SHORT PROBLEM: A single number is the answer here: how many lines of the entries contain "columns"?

== TASK DATA ==

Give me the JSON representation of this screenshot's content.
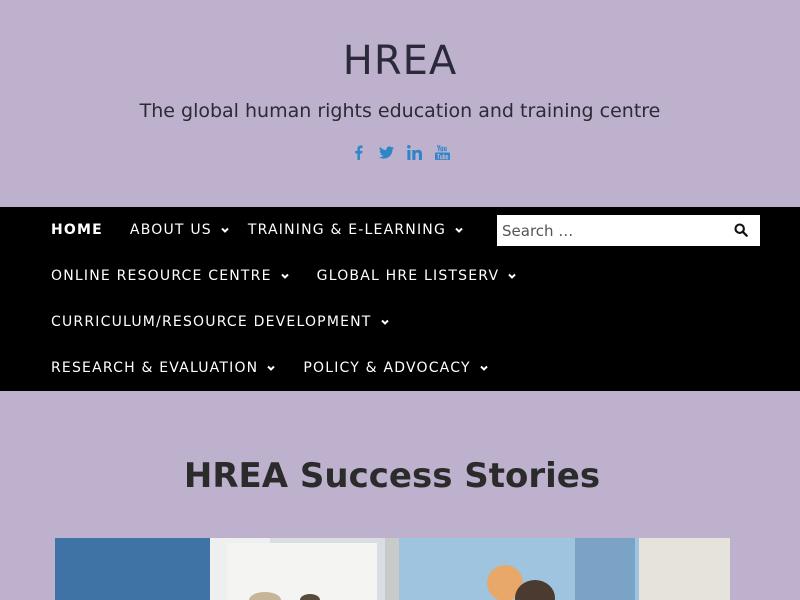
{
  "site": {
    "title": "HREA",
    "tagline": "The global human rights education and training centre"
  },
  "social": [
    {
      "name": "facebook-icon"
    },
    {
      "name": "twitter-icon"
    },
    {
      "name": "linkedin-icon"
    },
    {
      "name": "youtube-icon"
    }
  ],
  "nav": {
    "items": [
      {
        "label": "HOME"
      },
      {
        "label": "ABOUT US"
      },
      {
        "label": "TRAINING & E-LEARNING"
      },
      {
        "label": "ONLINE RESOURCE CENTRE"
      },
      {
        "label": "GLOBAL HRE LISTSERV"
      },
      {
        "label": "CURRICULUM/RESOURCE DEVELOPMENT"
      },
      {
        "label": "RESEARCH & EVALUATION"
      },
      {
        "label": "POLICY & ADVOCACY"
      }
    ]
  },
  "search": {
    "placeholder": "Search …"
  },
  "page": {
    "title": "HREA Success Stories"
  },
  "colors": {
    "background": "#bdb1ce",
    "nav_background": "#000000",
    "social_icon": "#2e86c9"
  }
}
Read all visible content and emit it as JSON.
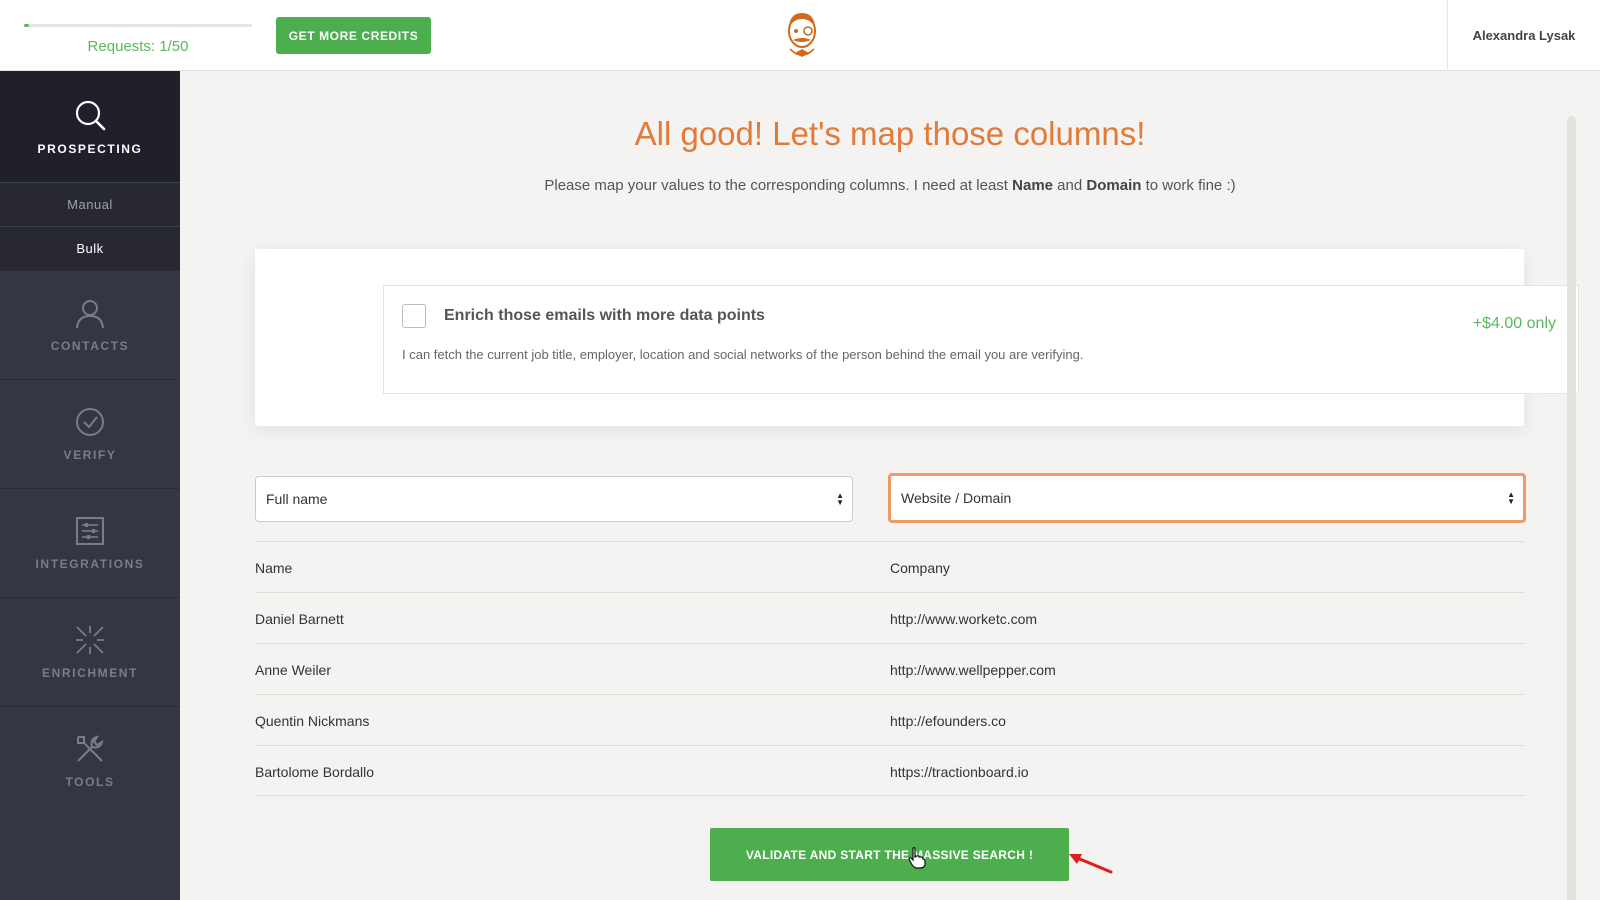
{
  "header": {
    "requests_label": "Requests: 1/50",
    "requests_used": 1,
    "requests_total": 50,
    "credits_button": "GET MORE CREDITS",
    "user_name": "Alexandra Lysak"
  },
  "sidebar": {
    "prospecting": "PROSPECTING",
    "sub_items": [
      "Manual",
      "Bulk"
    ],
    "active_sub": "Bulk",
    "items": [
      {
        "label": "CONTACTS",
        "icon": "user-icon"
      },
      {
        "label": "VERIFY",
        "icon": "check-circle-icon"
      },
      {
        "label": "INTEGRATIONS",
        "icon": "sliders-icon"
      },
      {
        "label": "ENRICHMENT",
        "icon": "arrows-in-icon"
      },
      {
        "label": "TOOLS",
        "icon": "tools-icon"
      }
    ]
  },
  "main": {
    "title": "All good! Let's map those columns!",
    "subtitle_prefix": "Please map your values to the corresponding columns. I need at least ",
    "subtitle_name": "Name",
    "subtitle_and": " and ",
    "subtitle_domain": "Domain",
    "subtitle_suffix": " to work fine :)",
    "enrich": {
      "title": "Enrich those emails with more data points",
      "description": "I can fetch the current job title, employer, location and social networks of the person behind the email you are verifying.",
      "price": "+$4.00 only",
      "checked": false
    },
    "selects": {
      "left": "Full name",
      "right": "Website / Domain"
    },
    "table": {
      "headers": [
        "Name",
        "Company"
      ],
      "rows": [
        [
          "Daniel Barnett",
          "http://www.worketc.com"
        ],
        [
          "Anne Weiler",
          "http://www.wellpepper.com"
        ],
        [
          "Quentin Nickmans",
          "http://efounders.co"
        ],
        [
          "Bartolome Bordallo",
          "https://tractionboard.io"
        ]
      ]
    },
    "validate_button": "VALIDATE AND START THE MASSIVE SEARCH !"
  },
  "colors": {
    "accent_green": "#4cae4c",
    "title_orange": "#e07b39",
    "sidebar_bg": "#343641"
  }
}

===
== TASK DATA ==

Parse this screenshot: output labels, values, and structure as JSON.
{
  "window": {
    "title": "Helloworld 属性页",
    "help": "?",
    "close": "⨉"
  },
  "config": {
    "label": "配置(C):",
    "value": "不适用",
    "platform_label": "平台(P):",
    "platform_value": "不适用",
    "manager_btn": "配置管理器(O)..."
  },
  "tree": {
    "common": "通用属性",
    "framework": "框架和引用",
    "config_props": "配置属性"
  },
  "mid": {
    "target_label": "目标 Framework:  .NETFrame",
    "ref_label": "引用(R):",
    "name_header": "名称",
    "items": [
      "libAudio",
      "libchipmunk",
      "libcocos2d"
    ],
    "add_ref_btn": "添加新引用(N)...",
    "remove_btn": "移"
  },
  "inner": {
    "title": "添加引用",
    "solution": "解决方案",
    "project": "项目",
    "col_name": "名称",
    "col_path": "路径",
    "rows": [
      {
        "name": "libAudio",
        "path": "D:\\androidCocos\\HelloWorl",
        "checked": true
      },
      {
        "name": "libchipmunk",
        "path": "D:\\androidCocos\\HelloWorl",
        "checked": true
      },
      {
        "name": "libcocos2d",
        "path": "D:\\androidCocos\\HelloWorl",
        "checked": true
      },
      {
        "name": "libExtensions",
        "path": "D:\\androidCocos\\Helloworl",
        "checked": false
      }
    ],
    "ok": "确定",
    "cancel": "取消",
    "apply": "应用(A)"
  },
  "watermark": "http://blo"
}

===

WORKED ANSWER: 2